──────── RECORDS SHOWN ────────

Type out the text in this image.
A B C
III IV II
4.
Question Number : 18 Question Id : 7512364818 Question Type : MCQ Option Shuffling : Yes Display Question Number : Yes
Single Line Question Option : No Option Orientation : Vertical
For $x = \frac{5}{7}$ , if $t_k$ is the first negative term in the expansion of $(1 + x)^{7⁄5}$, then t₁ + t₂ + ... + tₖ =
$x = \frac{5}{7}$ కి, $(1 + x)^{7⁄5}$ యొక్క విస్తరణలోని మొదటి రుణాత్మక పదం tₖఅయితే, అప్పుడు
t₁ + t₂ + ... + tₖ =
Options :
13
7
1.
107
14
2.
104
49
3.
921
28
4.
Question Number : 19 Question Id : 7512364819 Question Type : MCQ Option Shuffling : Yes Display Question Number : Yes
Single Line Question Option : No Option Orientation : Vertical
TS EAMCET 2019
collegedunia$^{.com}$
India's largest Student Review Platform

────────

*EXERCISE INSTRUCTIONS*. Please quote every record above exactly as it appears.

*ANSWER TO THIS PROBLEM*.
Type out the text in this image.
A B C
III IV II
4.
Question Number : 18 Question Id : 7512364818 Question Type : MCQ Option Shuffling : Yes Display Question Number : Yes
Single Line Question Option : No Option Orientation : Vertical
For $x = \frac{5}{7}$ , if $t_k$ is the first negative term in the expansion of $(1 + x)^{7⁄5}$, then t₁ + t₂ + ... + tₖ =
$x = \frac{5}{7}$ కి, $(1 + x)^{7⁄5}$ యొక్క విస్తరణలోని మొదటి రుణాత్మక పదం tₖఅయితే, అప్పుడు
t₁ + t₂ + ... + tₖ =
Options :
13
7
1.
107
14
2.
104
49
3.
921
28
4.
Question Number : 19 Question Id : 7512364819 Question Type : MCQ Option Shuffling : Yes Display Question Number : Yes
Single Line Question Option : No Option Orientation : Vertical
TS EAMCET 2019
collegedunia$^{.com}$
India's largest Student Review Platform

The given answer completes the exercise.